START

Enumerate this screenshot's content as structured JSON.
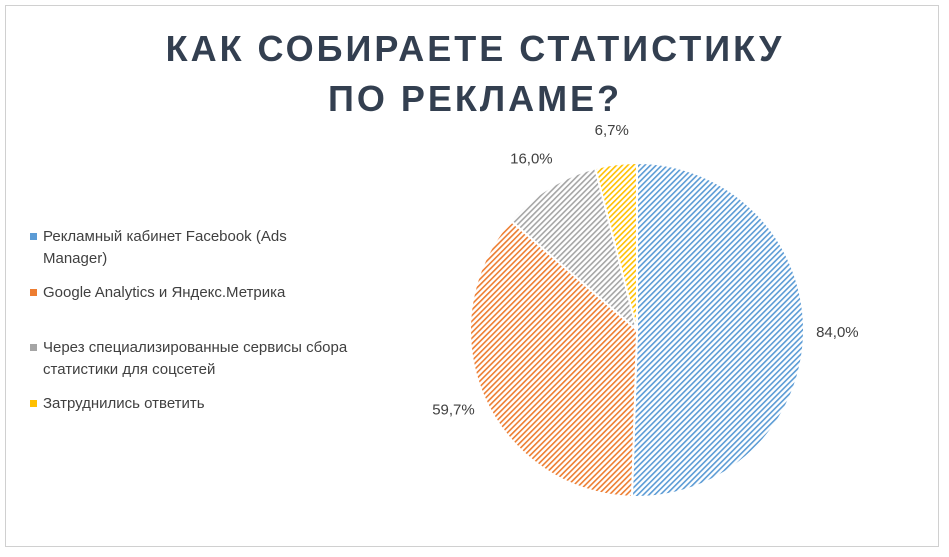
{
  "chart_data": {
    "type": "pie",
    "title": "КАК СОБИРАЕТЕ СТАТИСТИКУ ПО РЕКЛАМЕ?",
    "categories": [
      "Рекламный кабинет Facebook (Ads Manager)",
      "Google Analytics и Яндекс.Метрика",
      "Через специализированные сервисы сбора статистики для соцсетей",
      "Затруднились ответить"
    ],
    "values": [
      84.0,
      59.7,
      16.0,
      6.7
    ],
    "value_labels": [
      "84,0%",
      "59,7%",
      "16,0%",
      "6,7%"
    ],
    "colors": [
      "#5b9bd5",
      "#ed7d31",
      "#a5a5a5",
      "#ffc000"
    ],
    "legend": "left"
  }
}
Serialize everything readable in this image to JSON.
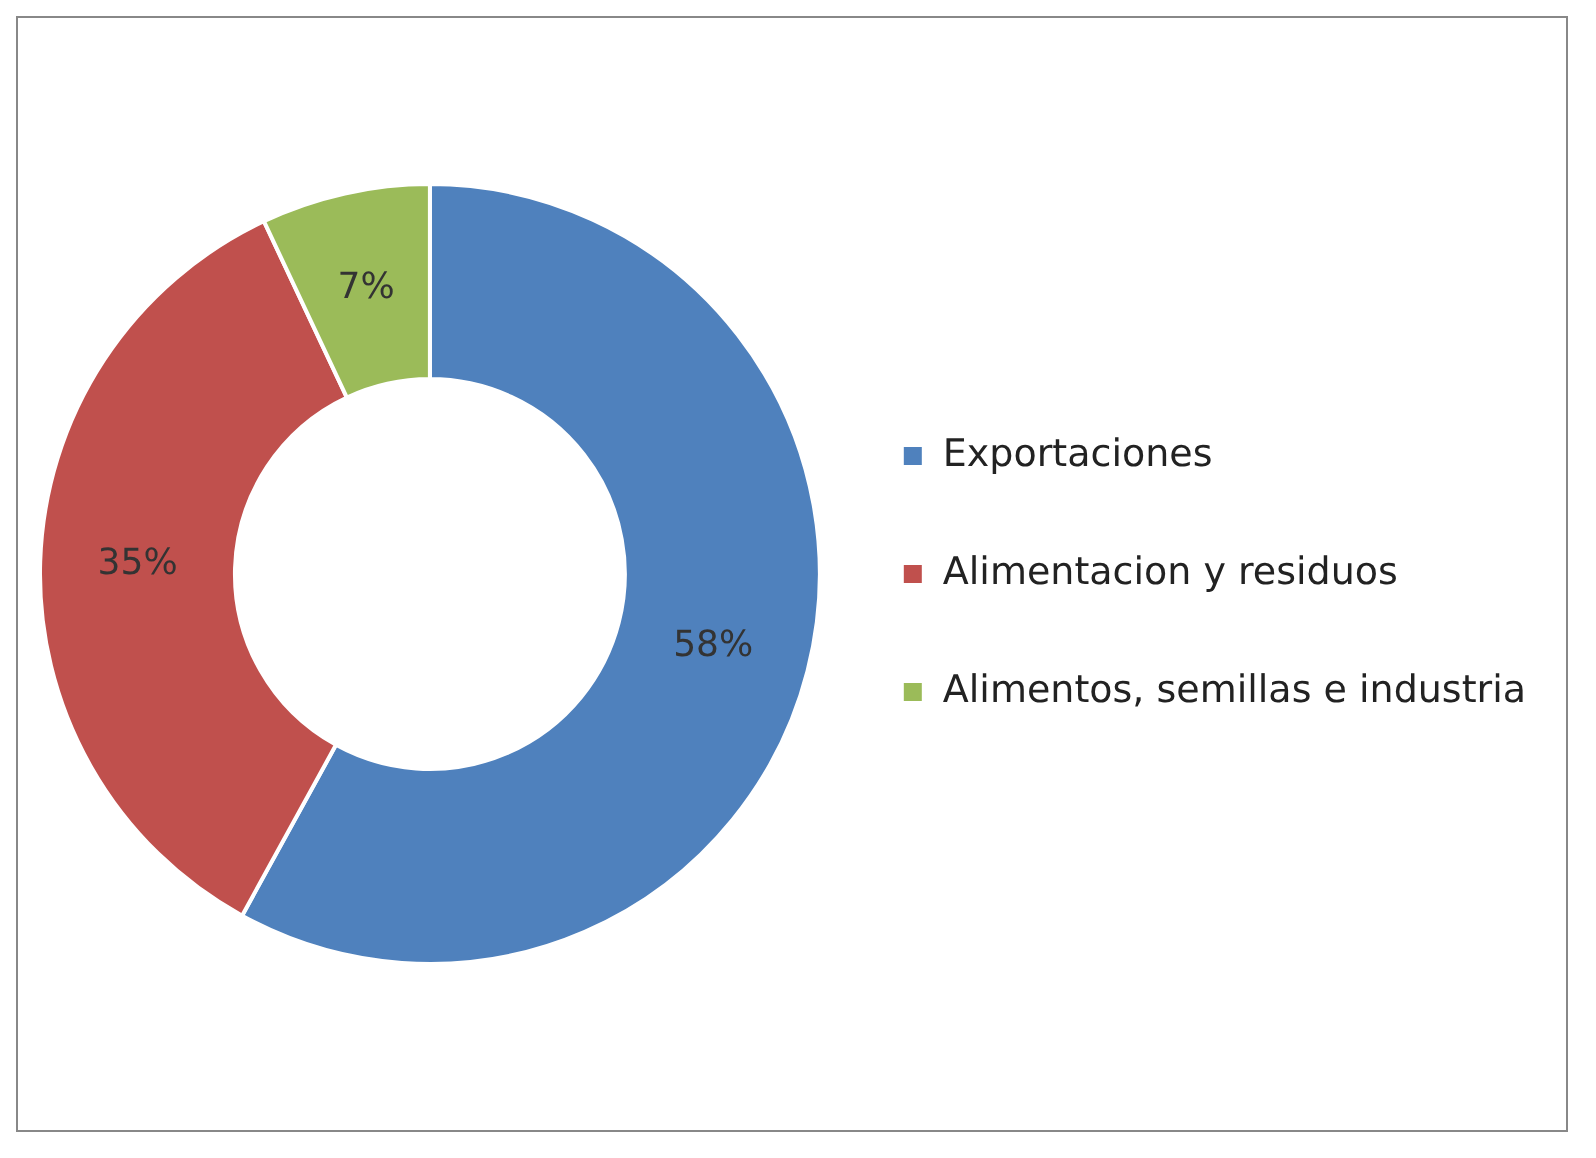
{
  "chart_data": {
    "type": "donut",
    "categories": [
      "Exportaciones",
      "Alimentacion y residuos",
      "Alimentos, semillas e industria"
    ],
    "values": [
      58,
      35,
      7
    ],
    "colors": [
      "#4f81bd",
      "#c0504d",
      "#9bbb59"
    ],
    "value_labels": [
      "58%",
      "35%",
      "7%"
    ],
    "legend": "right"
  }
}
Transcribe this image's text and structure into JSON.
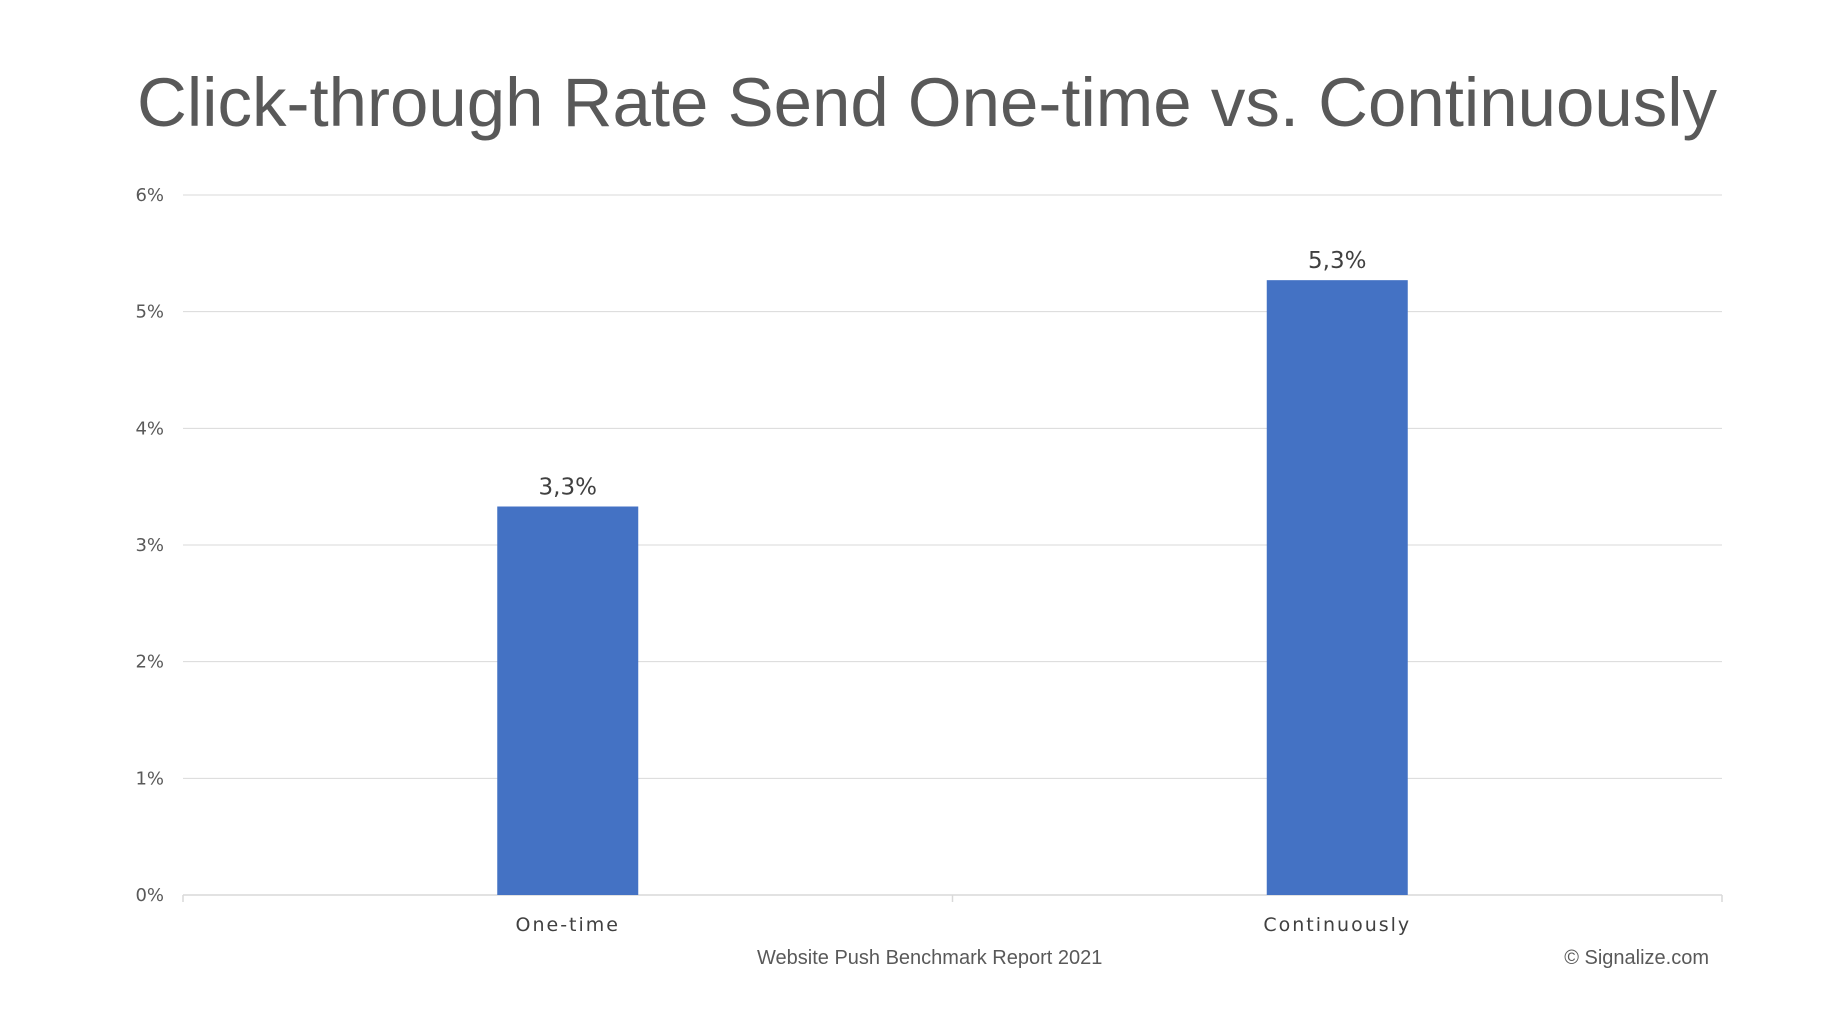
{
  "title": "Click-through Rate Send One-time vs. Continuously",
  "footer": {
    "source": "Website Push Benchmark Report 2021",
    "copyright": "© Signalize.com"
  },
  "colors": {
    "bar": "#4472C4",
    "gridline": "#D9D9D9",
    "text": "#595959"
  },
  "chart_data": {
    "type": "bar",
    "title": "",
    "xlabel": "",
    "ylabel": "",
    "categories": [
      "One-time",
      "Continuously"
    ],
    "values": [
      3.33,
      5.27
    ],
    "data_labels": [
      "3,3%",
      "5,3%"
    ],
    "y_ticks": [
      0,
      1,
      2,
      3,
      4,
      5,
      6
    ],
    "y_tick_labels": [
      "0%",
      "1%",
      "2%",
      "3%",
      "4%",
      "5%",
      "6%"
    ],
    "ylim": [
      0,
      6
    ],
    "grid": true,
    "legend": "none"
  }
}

END

> What you need to do
Nothing but a number is needed here: how many lines hold the string "JSON"?

> Completed task
3